■ Exercise ■
Restate each entry word for word, leaving nothing out.

■ Supplied entries ■
──────────

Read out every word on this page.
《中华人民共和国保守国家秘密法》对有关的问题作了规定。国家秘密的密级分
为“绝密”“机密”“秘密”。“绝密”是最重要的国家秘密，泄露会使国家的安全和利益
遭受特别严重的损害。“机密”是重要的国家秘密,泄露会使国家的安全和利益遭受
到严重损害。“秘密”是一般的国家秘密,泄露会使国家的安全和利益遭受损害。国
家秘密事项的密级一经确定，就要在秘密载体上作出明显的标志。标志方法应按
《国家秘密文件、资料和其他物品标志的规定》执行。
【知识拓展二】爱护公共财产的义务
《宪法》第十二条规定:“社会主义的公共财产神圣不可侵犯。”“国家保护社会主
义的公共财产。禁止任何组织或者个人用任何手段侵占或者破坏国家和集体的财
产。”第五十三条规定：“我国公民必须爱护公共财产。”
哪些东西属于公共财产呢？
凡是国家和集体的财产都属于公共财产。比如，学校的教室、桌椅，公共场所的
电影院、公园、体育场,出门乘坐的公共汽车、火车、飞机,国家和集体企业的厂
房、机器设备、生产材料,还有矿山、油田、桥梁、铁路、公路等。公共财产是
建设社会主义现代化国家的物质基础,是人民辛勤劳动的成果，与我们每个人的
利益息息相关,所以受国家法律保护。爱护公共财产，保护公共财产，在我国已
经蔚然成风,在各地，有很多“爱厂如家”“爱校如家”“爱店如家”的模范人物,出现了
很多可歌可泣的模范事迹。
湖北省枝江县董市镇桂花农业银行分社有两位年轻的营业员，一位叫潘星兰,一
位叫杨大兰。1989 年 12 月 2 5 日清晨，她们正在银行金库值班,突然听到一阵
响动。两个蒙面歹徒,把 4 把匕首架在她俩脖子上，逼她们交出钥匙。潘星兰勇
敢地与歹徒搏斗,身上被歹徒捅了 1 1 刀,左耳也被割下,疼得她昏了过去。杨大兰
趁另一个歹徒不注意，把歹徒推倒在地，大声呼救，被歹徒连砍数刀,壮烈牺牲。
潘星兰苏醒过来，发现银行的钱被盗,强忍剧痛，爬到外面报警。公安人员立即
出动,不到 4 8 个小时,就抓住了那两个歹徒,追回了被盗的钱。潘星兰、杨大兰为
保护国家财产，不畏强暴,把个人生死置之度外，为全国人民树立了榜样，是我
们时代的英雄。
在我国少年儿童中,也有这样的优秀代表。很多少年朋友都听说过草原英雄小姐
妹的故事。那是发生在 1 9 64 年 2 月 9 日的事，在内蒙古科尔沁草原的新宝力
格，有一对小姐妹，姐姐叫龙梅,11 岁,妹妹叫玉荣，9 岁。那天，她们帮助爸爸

──────────

■ Response below ■
Read out every word on this page.
《中华人民共和国保守国家秘密法》对有关的问题作了规定。国家秘密的密级分
为“绝密”“机密”“秘密”。“绝密”是最重要的国家秘密，泄露会使国家的安全和利益
遭受特别严重的损害。“机密”是重要的国家秘密,泄露会使国家的安全和利益遭受
到严重损害。“秘密”是一般的国家秘密,泄露会使国家的安全和利益遭受损害。国
家秘密事项的密级一经确定，就要在秘密载体上作出明显的标志。标志方法应按
《国家秘密文件、资料和其他物品标志的规定》执行。
【知识拓展二】爱护公共财产的义务
《宪法》第十二条规定:“社会主义的公共财产神圣不可侵犯。”“国家保护社会主
义的公共财产。禁止任何组织或者个人用任何手段侵占或者破坏国家和集体的财
产。”第五十三条规定：“我国公民必须爱护公共财产。”
哪些东西属于公共财产呢？
凡是国家和集体的财产都属于公共财产。比如，学校的教室、桌椅，公共场所的
电影院、公园、体育场,出门乘坐的公共汽车、火车、飞机,国家和集体企业的厂
房、机器设备、生产材料,还有矿山、油田、桥梁、铁路、公路等。公共财产是
建设社会主义现代化国家的物质基础,是人民辛勤劳动的成果，与我们每个人的
利益息息相关,所以受国家法律保护。爱护公共财产，保护公共财产，在我国已
经蔚然成风,在各地，有很多“爱厂如家”“爱校如家”“爱店如家”的模范人物,出现了
很多可歌可泣的模范事迹。
湖北省枝江县董市镇桂花农业银行分社有两位年轻的营业员，一位叫潘星兰,一
位叫杨大兰。1989 年 12 月 2 5 日清晨，她们正在银行金库值班,突然听到一阵
响动。两个蒙面歹徒,把 4 把匕首架在她俩脖子上，逼她们交出钥匙。潘星兰勇
敢地与歹徒搏斗,身上被歹徒捅了 1 1 刀,左耳也被割下,疼得她昏了过去。杨大兰
趁另一个歹徒不注意，把歹徒推倒在地，大声呼救，被歹徒连砍数刀,壮烈牺牲。
潘星兰苏醒过来，发现银行的钱被盗,强忍剧痛，爬到外面报警。公安人员立即
出动,不到 4 8 个小时,就抓住了那两个歹徒,追回了被盗的钱。潘星兰、杨大兰为
保护国家财产，不畏强暴,把个人生死置之度外，为全国人民树立了榜样，是我
们时代的英雄。
在我国少年儿童中,也有这样的优秀代表。很多少年朋友都听说过草原英雄小姐
妹的故事。那是发生在 1 9 64 年 2 月 9 日的事，在内蒙古科尔沁草原的新宝力
格，有一对小姐妹，姐姐叫龙梅,11 岁,妹妹叫玉荣，9 岁。那天，她们帮助爸爸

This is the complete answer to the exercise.